(Chart and figure data)
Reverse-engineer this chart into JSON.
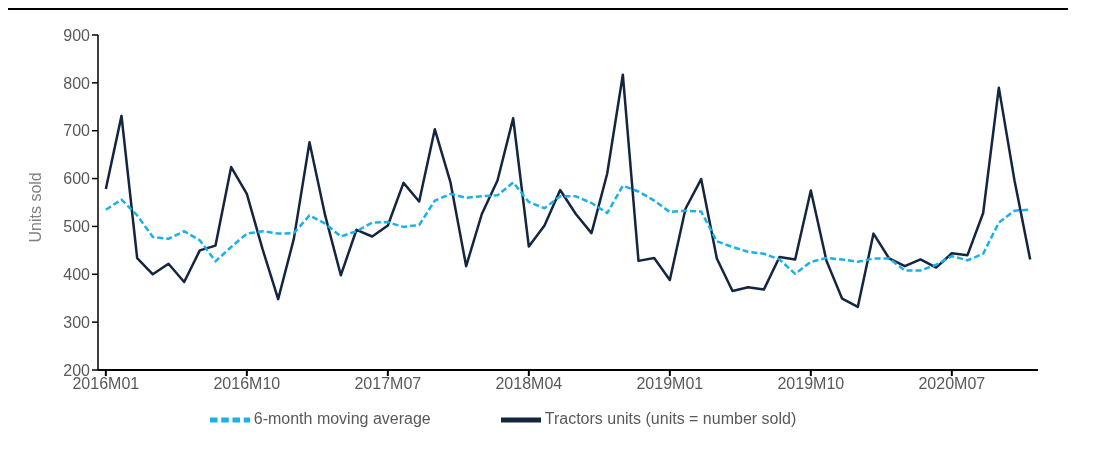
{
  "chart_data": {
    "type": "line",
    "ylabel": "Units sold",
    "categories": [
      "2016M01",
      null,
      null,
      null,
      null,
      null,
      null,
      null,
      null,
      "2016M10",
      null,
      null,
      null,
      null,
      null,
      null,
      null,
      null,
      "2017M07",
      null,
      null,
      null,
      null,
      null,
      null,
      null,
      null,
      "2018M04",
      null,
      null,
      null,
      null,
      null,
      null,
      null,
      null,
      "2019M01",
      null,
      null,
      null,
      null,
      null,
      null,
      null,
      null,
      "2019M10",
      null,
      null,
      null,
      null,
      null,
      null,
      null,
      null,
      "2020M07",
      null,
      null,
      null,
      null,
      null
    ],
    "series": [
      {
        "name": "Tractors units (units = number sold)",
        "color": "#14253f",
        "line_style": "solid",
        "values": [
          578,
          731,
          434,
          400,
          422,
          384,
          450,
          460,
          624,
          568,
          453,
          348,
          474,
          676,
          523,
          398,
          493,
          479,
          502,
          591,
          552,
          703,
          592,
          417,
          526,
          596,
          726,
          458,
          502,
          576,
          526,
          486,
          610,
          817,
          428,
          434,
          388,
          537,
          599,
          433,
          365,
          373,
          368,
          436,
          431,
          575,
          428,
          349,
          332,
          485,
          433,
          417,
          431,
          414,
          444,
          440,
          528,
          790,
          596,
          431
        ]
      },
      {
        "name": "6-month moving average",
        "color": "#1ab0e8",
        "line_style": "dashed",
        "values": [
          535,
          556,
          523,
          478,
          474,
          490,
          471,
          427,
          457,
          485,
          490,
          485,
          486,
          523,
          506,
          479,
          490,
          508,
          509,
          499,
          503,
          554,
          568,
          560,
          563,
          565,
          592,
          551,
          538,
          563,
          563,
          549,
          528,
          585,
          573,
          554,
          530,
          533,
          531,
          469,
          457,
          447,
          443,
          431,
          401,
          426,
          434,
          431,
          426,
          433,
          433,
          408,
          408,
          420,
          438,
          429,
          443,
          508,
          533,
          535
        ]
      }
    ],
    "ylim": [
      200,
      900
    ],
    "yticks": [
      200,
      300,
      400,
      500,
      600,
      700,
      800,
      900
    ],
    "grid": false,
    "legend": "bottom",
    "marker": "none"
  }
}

#### [WHAT IS EXPECTED]
Reproduce the whole listing above word for word, but not its pictures.

#### [COMPLETE OUTPUT]
Reverse-engineer this chart into JSON.
{
  "chart_data": {
    "type": "line",
    "ylabel": "Units sold",
    "categories": [
      "2016M01",
      null,
      null,
      null,
      null,
      null,
      null,
      null,
      null,
      "2016M10",
      null,
      null,
      null,
      null,
      null,
      null,
      null,
      null,
      "2017M07",
      null,
      null,
      null,
      null,
      null,
      null,
      null,
      null,
      "2018M04",
      null,
      null,
      null,
      null,
      null,
      null,
      null,
      null,
      "2019M01",
      null,
      null,
      null,
      null,
      null,
      null,
      null,
      null,
      "2019M10",
      null,
      null,
      null,
      null,
      null,
      null,
      null,
      null,
      "2020M07",
      null,
      null,
      null,
      null,
      null
    ],
    "series": [
      {
        "name": "Tractors units (units = number sold)",
        "color": "#14253f",
        "line_style": "solid",
        "values": [
          578,
          731,
          434,
          400,
          422,
          384,
          450,
          460,
          624,
          568,
          453,
          348,
          474,
          676,
          523,
          398,
          493,
          479,
          502,
          591,
          552,
          703,
          592,
          417,
          526,
          596,
          726,
          458,
          502,
          576,
          526,
          486,
          610,
          817,
          428,
          434,
          388,
          537,
          599,
          433,
          365,
          373,
          368,
          436,
          431,
          575,
          428,
          349,
          332,
          485,
          433,
          417,
          431,
          414,
          444,
          440,
          528,
          790,
          596,
          431
        ]
      },
      {
        "name": "6-month moving average",
        "color": "#1ab0e8",
        "line_style": "dashed",
        "values": [
          535,
          556,
          523,
          478,
          474,
          490,
          471,
          427,
          457,
          485,
          490,
          485,
          486,
          523,
          506,
          479,
          490,
          508,
          509,
          499,
          503,
          554,
          568,
          560,
          563,
          565,
          592,
          551,
          538,
          563,
          563,
          549,
          528,
          585,
          573,
          554,
          530,
          533,
          531,
          469,
          457,
          447,
          443,
          431,
          401,
          426,
          434,
          431,
          426,
          433,
          433,
          408,
          408,
          420,
          438,
          429,
          443,
          508,
          533,
          535
        ]
      }
    ],
    "ylim": [
      200,
      900
    ],
    "yticks": [
      200,
      300,
      400,
      500,
      600,
      700,
      800,
      900
    ],
    "grid": false,
    "legend": "bottom",
    "marker": "none"
  }
}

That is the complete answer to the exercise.